From the listing below, select every line where the word "snapshot" appears.

begin Entries shown

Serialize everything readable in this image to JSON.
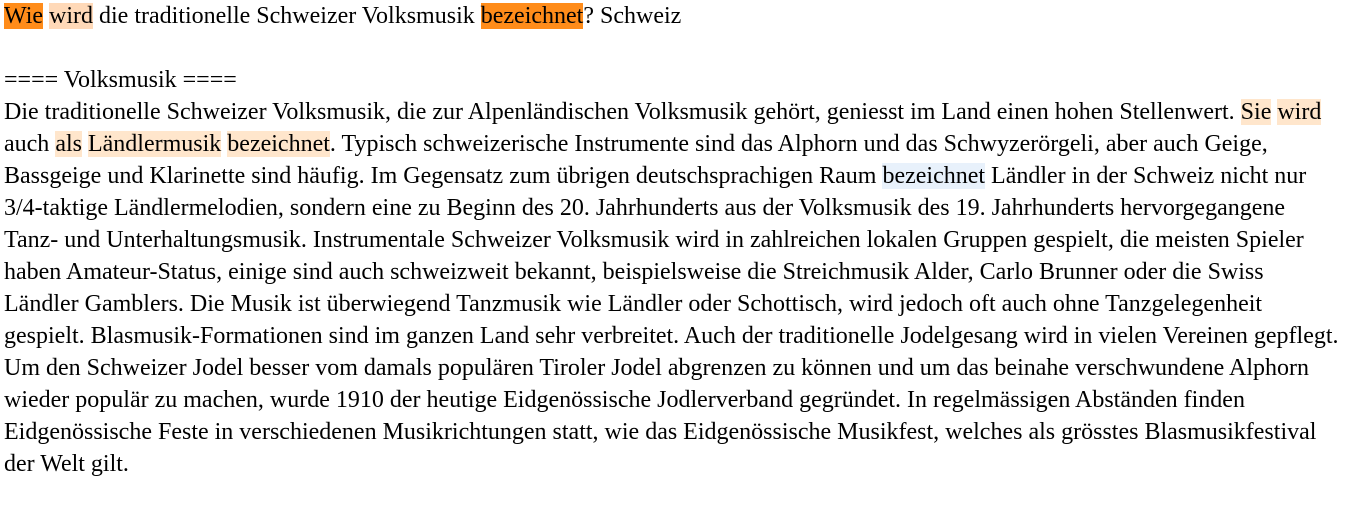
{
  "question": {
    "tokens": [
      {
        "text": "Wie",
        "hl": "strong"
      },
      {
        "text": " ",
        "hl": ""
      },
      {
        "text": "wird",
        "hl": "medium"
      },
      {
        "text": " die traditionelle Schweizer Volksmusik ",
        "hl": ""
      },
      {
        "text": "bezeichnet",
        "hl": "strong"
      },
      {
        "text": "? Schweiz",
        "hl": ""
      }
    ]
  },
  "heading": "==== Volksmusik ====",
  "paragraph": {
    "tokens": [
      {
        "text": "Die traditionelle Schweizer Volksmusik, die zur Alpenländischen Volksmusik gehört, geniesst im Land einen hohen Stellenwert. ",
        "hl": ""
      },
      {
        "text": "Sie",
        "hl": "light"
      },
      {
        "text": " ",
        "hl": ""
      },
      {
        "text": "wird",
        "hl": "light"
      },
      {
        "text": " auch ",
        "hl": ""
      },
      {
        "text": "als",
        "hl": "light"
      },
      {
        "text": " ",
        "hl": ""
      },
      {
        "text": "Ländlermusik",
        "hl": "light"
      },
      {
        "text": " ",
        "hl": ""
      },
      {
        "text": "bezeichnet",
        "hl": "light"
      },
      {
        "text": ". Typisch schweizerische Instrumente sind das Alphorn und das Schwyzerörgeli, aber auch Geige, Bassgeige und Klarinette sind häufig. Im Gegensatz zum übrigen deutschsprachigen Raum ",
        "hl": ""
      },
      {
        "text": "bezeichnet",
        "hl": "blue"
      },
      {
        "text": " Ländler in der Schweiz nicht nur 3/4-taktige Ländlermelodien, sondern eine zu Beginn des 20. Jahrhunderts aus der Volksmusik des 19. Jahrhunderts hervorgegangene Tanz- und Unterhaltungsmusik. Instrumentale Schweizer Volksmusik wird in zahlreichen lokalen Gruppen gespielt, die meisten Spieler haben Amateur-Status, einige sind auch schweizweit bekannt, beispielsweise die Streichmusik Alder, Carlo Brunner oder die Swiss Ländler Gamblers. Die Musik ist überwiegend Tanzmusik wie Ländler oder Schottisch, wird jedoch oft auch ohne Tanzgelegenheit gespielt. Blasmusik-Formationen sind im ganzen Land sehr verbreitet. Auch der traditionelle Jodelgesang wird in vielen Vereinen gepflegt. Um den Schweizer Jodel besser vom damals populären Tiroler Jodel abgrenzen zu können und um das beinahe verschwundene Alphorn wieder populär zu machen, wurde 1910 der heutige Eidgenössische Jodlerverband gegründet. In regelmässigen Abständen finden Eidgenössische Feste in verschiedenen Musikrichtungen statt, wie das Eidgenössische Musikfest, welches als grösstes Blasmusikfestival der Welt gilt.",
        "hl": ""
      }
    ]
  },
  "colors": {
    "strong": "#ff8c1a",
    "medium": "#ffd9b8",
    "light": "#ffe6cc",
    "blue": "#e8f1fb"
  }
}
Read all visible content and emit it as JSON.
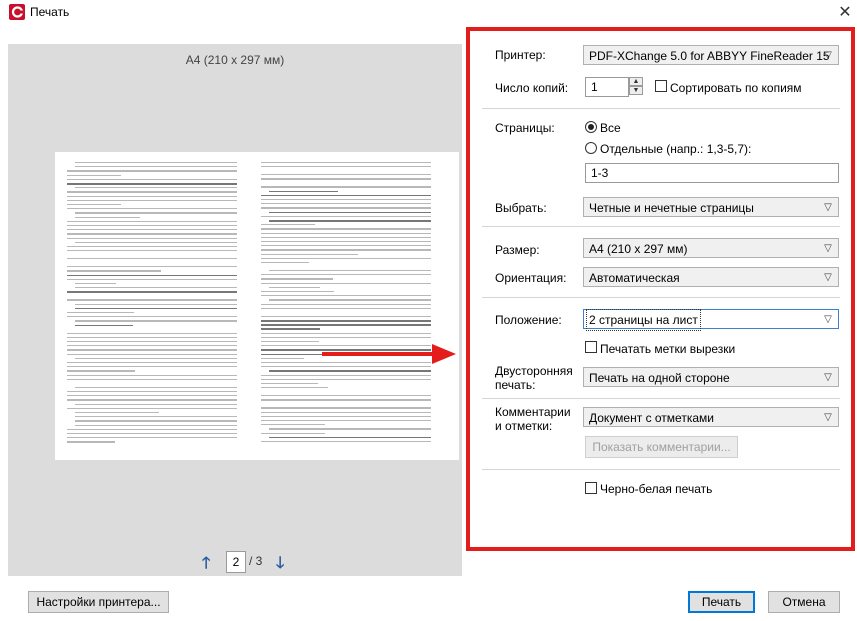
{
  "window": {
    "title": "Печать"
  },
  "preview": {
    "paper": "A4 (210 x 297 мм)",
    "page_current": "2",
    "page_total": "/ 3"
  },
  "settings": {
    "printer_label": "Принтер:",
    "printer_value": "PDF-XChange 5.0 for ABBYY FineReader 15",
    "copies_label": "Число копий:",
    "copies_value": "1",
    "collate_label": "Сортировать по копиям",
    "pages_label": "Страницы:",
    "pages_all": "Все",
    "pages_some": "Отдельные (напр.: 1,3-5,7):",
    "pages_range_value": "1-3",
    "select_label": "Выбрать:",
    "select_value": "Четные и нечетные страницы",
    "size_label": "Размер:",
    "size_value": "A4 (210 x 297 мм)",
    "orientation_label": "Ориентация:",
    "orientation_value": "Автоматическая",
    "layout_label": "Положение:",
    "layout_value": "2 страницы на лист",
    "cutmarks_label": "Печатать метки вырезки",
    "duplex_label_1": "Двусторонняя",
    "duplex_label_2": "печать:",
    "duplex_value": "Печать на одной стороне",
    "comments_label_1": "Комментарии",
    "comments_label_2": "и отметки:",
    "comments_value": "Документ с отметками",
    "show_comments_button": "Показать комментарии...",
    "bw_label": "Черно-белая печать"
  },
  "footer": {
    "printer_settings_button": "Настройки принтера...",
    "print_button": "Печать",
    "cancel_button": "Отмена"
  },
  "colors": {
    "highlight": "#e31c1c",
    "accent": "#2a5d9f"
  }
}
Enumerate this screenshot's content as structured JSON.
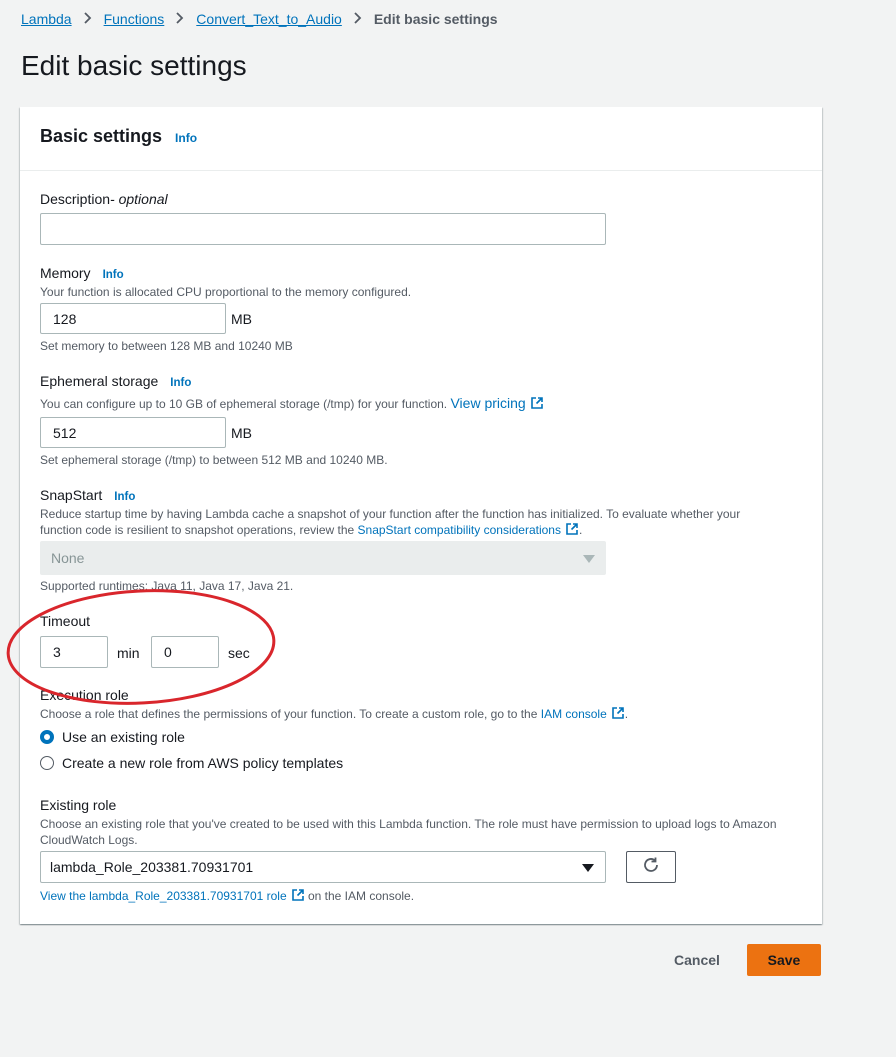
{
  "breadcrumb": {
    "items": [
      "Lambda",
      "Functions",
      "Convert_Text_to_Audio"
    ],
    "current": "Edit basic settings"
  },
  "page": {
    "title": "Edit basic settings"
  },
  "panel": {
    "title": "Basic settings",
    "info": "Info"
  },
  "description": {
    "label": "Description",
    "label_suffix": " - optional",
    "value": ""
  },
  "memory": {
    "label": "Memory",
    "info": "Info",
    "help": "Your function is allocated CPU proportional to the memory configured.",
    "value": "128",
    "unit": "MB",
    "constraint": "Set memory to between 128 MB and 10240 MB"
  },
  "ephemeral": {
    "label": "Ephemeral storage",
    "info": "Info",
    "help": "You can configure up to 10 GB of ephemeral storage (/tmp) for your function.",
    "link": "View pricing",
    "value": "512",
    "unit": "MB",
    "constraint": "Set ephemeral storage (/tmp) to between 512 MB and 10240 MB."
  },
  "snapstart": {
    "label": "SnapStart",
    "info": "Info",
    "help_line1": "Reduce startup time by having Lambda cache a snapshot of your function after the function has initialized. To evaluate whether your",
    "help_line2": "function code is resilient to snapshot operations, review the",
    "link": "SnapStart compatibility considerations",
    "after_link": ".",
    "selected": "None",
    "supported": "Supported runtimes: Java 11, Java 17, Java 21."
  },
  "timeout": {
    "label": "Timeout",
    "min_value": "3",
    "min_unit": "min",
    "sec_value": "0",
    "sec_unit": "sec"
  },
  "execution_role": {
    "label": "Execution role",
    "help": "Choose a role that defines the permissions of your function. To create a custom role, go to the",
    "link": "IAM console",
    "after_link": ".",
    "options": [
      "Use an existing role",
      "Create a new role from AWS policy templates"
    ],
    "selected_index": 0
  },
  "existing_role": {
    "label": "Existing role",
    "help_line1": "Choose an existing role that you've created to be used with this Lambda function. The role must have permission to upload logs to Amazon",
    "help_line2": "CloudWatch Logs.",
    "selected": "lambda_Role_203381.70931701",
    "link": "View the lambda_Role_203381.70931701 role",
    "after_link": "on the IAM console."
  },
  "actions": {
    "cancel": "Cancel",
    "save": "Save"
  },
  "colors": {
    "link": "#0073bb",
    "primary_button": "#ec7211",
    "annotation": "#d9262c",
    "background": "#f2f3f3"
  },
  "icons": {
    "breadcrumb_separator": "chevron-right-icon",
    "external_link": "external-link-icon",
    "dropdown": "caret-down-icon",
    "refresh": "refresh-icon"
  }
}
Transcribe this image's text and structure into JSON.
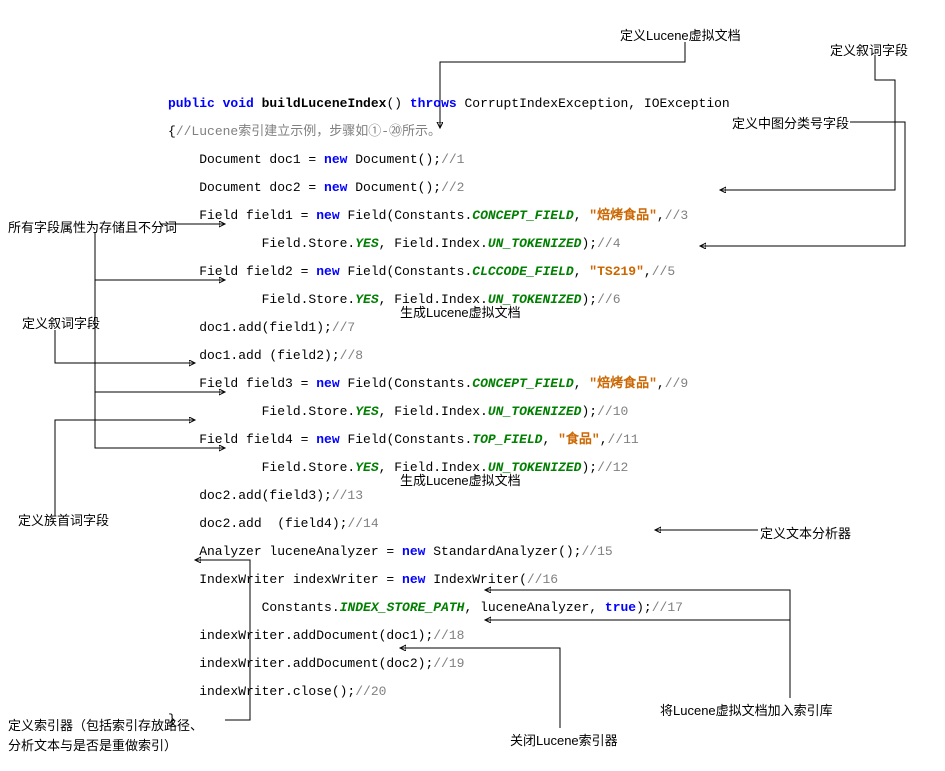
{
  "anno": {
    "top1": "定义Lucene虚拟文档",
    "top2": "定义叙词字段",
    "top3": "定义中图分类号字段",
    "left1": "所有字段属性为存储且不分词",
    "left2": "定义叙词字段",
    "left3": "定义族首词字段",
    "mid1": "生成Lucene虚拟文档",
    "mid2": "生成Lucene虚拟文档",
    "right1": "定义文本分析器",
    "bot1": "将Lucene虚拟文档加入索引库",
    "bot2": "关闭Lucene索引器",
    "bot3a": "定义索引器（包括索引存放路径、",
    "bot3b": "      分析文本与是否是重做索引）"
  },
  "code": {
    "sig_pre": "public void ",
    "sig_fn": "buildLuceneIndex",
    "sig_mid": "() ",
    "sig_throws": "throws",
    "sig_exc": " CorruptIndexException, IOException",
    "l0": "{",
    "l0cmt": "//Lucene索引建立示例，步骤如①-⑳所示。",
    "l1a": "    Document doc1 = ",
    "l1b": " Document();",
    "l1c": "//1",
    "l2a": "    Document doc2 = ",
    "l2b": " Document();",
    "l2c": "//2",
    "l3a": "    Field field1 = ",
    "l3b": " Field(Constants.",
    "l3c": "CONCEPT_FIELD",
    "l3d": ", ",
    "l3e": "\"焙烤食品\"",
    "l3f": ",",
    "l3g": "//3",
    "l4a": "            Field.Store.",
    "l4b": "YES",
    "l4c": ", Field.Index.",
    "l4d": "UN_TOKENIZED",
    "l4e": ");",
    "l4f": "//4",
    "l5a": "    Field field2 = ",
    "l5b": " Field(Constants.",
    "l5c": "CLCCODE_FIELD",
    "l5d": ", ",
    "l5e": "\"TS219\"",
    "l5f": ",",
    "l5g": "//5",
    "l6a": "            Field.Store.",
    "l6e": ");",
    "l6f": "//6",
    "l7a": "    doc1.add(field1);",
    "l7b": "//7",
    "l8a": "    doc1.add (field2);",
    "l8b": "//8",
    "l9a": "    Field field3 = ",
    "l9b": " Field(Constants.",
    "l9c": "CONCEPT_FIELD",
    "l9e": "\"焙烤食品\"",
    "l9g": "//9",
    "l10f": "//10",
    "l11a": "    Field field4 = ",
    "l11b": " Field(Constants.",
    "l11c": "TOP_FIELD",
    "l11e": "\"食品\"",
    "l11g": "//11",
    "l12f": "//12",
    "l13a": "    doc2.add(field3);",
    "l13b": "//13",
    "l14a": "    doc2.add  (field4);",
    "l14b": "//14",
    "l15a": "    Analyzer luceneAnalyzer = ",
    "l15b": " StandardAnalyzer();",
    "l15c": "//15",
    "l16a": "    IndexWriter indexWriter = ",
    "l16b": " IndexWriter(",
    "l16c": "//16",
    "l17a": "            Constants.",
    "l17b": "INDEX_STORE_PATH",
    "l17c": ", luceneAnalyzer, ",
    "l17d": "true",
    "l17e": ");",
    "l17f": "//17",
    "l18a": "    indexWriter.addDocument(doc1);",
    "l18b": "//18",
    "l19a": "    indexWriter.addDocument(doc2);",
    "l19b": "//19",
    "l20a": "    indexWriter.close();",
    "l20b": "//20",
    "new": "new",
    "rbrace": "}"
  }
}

end Entries shown

# [Solution below]
    "help_line1": "Reduce startup time by having Lambda cache a snapshot of your function after the function has initialized. To evaluate whether your",
    "help_line2": "function code is resilient to snapshot operations, review the",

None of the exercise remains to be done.